AIM>
Identify every line in the records below that contains the word "Factors", and copy each of those lines.

Stored items from a collection:
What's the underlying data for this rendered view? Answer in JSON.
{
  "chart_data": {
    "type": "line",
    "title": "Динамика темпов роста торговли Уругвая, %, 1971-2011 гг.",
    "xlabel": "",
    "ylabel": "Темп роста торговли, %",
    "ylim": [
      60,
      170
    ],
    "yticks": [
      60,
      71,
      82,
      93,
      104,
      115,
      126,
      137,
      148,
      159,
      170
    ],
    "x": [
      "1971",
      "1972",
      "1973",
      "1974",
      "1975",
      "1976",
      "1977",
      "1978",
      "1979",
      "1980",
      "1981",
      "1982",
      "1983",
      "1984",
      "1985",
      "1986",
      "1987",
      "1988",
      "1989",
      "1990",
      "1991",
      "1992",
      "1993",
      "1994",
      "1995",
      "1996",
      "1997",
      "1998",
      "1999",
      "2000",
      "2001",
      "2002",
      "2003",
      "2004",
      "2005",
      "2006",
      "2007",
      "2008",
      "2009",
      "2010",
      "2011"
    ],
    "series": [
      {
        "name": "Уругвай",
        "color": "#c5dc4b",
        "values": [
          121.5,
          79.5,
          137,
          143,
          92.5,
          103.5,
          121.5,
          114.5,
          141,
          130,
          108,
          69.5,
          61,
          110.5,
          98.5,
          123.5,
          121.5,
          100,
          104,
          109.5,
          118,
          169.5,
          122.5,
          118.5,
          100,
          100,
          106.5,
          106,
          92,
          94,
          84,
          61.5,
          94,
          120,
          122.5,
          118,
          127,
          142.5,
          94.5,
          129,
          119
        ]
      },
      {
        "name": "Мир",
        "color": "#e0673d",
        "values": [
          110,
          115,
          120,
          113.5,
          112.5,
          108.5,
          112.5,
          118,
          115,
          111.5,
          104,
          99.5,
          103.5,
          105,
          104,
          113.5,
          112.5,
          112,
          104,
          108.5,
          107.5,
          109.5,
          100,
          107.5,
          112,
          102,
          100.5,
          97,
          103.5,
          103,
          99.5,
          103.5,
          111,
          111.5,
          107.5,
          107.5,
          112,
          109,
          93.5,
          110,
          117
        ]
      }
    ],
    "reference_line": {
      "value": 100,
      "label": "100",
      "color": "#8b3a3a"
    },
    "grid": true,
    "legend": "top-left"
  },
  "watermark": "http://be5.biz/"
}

==

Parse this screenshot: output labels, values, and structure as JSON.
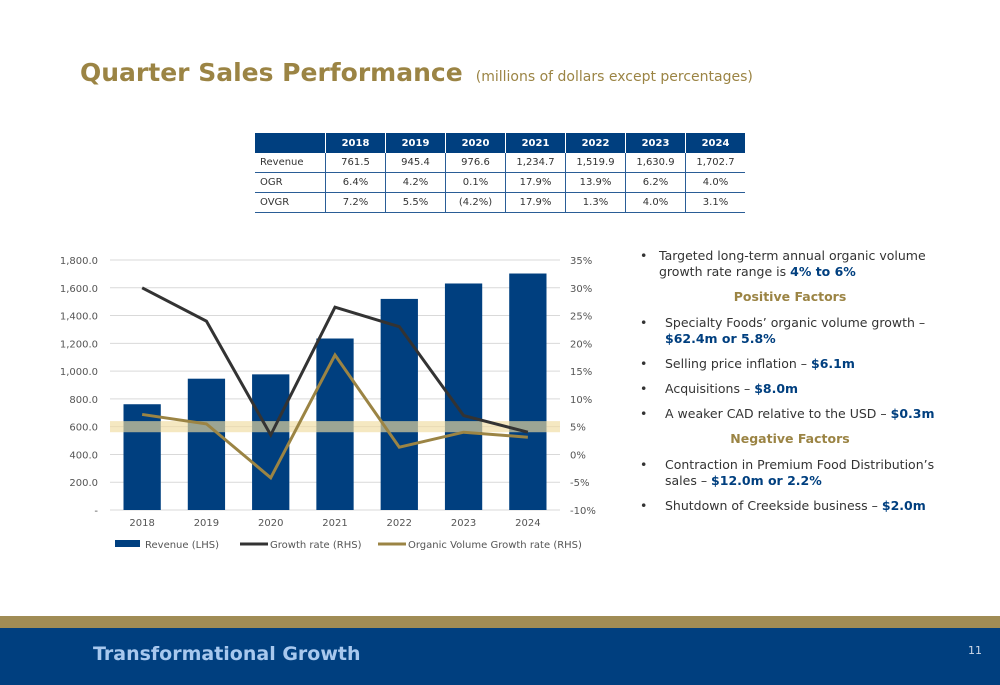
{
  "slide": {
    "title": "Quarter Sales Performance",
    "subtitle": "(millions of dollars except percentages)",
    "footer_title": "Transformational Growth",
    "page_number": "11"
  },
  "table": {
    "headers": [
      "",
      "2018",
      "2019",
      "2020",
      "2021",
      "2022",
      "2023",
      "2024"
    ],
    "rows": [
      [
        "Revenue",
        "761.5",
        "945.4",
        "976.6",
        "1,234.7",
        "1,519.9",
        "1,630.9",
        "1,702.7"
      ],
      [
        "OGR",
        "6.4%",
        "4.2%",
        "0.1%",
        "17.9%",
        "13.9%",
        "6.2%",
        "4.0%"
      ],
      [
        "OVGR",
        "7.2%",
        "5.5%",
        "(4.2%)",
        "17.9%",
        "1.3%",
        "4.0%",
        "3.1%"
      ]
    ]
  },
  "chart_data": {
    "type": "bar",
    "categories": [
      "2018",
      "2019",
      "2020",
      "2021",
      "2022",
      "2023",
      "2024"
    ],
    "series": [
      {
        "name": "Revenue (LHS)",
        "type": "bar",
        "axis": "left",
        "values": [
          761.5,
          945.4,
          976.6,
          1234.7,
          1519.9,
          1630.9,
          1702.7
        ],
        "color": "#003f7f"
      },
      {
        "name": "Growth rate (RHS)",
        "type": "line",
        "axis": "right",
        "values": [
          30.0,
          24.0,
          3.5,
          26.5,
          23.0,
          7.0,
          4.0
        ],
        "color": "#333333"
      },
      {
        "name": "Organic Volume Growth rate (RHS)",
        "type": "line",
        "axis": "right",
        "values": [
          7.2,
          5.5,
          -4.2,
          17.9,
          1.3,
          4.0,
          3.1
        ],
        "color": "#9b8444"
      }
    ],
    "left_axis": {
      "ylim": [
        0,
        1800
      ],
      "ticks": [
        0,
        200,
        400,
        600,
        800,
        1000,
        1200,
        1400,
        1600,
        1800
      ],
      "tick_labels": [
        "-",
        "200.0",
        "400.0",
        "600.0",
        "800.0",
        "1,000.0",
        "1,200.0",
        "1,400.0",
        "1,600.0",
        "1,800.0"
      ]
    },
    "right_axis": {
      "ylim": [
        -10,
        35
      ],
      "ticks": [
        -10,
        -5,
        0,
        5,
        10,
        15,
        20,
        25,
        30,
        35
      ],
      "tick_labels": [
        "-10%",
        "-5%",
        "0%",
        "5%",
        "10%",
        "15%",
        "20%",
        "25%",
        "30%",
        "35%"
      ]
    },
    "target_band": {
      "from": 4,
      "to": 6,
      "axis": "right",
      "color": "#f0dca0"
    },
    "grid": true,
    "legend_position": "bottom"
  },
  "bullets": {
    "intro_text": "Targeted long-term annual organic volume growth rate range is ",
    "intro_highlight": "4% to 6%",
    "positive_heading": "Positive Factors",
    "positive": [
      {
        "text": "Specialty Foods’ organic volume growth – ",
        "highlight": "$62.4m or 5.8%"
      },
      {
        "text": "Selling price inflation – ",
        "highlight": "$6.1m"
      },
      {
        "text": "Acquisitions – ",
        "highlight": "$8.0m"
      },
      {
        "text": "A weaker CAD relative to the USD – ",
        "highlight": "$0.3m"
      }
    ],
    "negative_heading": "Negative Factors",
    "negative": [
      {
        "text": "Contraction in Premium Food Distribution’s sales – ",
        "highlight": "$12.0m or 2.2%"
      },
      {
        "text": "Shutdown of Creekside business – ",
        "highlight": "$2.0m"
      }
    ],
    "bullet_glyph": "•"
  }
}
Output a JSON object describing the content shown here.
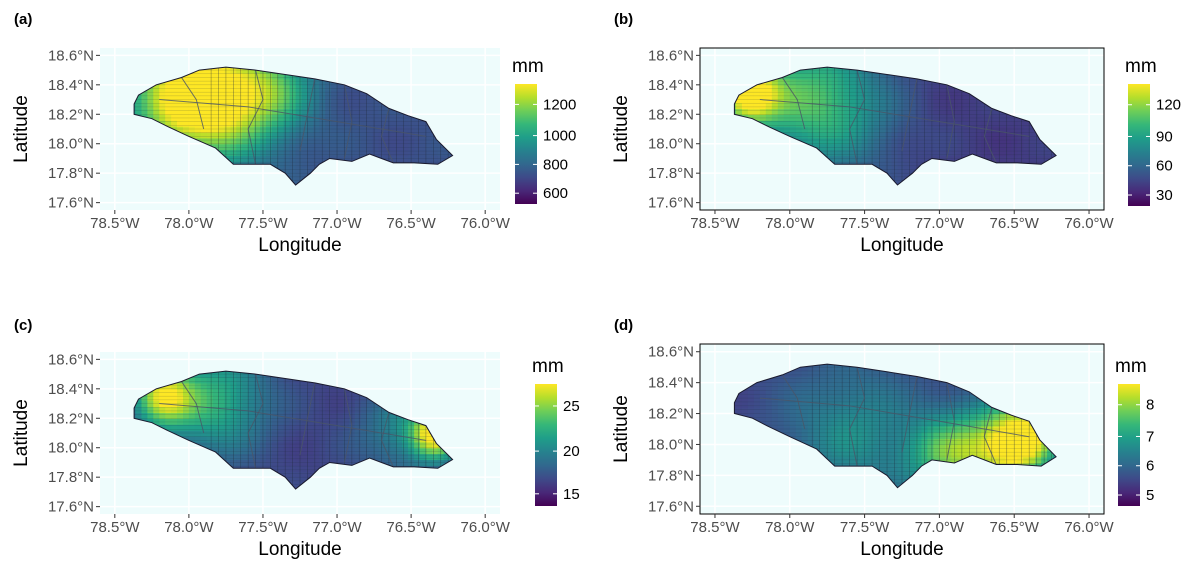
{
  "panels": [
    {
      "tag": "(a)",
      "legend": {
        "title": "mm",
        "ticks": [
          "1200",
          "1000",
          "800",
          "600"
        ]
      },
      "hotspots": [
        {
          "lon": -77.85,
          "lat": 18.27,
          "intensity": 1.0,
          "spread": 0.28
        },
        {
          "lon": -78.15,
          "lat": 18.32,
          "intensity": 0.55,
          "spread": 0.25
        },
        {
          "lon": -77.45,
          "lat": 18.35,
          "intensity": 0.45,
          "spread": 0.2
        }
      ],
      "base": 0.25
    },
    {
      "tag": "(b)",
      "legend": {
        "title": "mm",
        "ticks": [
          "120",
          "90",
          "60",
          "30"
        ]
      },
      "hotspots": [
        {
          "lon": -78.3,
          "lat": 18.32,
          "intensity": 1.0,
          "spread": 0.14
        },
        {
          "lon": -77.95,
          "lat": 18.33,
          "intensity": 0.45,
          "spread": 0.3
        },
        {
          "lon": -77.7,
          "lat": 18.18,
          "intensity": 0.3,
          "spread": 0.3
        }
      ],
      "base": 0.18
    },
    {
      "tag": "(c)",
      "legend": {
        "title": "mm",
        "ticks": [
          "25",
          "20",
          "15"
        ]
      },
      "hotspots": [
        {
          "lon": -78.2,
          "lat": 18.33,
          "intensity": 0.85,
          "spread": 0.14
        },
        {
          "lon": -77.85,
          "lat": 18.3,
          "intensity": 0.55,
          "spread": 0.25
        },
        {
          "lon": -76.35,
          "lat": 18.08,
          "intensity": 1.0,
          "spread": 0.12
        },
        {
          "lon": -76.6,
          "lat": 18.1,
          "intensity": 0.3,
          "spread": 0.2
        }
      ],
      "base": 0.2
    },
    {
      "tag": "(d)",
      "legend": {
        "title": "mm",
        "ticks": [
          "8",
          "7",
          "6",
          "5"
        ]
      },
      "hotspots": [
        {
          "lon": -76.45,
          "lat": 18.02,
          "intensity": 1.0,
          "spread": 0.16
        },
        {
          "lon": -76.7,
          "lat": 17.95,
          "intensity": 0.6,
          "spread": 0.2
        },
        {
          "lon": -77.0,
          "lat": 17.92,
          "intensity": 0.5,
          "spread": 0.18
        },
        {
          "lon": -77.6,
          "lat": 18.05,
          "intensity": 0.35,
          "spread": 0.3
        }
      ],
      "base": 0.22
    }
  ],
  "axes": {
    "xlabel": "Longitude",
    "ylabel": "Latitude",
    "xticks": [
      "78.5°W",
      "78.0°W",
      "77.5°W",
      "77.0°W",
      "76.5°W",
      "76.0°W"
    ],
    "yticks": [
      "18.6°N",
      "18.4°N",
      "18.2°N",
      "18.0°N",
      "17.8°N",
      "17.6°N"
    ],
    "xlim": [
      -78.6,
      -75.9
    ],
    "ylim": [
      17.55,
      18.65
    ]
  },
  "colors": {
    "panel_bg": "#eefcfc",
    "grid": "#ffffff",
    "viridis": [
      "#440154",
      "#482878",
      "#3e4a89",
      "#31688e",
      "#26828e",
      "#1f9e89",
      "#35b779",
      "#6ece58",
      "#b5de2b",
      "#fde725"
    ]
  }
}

--

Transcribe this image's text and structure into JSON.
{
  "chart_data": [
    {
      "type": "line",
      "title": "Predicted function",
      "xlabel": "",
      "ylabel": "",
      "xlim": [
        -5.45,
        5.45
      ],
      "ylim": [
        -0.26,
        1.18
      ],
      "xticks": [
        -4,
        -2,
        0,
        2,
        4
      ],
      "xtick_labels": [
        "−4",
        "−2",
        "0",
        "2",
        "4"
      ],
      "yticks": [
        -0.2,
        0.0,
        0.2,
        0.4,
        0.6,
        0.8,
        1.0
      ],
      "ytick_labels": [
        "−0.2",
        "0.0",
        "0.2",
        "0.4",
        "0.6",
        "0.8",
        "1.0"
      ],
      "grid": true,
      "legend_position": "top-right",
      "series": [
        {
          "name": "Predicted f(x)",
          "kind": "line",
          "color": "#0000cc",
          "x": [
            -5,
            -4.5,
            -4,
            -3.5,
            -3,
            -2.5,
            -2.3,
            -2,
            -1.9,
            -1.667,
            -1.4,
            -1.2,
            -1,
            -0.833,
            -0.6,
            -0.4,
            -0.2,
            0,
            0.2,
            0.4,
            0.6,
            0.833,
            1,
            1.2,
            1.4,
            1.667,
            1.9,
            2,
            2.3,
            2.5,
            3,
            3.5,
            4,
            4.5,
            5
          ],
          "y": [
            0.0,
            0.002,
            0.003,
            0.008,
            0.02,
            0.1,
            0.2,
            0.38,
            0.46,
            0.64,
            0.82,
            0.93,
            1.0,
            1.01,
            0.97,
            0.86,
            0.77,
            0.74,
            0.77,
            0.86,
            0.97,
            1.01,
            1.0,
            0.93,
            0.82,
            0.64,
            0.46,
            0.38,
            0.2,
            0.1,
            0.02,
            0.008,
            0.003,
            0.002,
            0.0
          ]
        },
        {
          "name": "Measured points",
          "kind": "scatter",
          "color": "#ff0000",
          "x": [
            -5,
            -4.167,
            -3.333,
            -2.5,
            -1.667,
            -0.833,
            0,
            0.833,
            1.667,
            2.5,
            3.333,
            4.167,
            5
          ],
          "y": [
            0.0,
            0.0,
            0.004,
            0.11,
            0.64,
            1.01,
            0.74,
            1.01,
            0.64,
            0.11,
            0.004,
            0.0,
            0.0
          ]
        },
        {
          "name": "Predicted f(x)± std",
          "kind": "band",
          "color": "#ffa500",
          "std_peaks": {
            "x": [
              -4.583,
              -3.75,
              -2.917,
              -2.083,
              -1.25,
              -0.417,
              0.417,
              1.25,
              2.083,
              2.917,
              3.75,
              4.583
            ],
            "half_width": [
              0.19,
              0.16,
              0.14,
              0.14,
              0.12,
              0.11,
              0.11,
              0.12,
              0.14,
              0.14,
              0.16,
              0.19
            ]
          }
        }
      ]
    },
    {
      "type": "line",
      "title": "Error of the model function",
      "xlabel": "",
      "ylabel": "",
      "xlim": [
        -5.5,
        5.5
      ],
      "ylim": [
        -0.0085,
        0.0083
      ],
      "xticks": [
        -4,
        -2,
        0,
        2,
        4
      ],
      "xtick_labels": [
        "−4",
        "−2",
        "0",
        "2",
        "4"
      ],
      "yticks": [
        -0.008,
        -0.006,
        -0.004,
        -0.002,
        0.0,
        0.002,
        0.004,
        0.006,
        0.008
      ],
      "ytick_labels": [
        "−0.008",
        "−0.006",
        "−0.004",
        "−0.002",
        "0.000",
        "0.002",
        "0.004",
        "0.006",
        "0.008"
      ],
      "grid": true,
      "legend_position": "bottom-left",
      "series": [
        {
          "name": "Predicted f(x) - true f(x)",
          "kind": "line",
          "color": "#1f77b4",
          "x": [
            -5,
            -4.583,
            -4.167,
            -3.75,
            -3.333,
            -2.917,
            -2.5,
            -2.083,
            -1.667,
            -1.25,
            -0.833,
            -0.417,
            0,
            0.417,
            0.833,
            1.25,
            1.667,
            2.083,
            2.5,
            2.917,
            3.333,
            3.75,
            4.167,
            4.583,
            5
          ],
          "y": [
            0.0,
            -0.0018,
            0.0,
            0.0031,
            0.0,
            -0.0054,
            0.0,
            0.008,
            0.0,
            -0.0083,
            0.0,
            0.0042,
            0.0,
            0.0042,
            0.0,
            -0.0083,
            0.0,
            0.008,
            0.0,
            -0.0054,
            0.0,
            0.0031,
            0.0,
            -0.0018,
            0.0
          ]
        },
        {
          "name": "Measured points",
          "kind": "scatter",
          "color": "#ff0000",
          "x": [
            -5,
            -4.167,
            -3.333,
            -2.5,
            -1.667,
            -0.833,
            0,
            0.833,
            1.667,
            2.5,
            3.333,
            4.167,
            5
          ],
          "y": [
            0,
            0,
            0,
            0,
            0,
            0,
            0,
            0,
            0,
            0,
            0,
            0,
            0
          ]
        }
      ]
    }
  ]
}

TASK RESULT>
    "positive_heading": "Positive Factors",
    "negative_heading": "Negative Factors",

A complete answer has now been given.